**EXERCISE INSTRUCTIONS:** Extract the records below word for word and ignore the images.

**RECORDS SUPPLIED:**
__________

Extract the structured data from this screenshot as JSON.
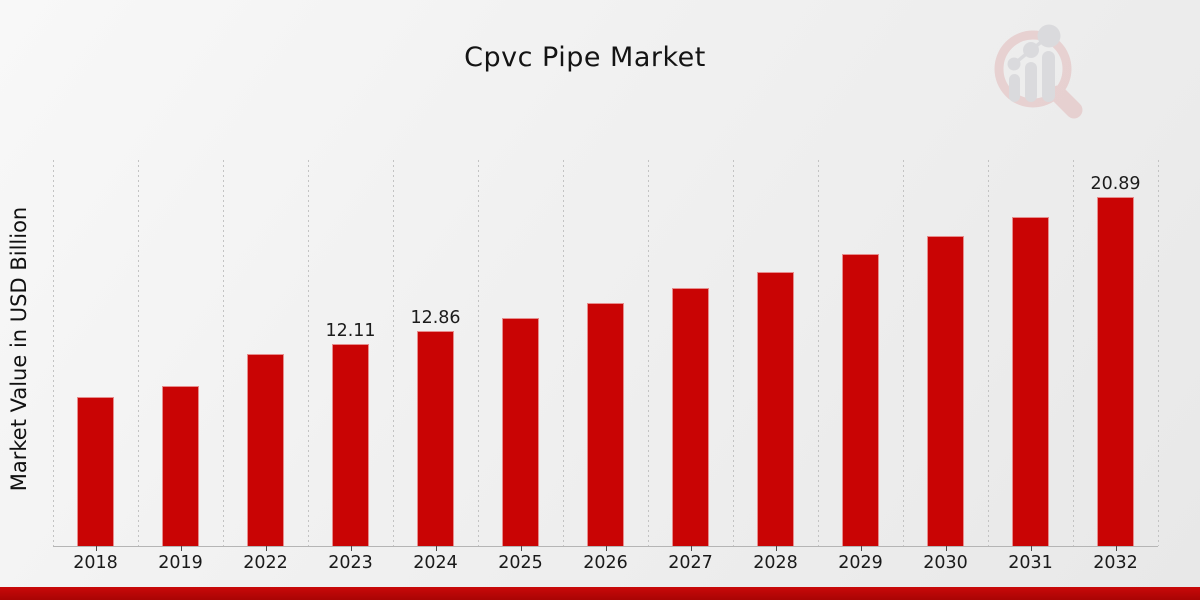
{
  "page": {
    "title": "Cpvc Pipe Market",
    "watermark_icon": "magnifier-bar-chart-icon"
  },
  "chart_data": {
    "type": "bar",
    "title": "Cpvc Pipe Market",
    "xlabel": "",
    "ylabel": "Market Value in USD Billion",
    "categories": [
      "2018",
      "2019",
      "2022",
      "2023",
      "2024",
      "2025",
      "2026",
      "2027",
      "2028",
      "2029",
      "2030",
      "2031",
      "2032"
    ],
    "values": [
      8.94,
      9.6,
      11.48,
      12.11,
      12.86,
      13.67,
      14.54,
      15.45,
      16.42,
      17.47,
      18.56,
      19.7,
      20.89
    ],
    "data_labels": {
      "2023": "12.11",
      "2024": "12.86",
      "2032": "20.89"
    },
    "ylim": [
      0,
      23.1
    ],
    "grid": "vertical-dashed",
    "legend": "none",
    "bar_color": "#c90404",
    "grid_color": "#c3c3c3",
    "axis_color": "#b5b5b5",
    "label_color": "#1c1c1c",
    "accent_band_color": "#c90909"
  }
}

__________

**OUTPUT BELOW:**
Extract the structured data from this screenshot as JSON.
{
  "page": {
    "title": "Cpvc Pipe Market",
    "watermark_icon": "magnifier-bar-chart-icon"
  },
  "chart_data": {
    "type": "bar",
    "title": "Cpvc Pipe Market",
    "xlabel": "",
    "ylabel": "Market Value in USD Billion",
    "categories": [
      "2018",
      "2019",
      "2022",
      "2023",
      "2024",
      "2025",
      "2026",
      "2027",
      "2028",
      "2029",
      "2030",
      "2031",
      "2032"
    ],
    "values": [
      8.94,
      9.6,
      11.48,
      12.11,
      12.86,
      13.67,
      14.54,
      15.45,
      16.42,
      17.47,
      18.56,
      19.7,
      20.89
    ],
    "data_labels": {
      "2023": "12.11",
      "2024": "12.86",
      "2032": "20.89"
    },
    "ylim": [
      0,
      23.1
    ],
    "grid": "vertical-dashed",
    "legend": "none",
    "bar_color": "#c90404",
    "grid_color": "#c3c3c3",
    "axis_color": "#b5b5b5",
    "label_color": "#1c1c1c",
    "accent_band_color": "#c90909"
  }
}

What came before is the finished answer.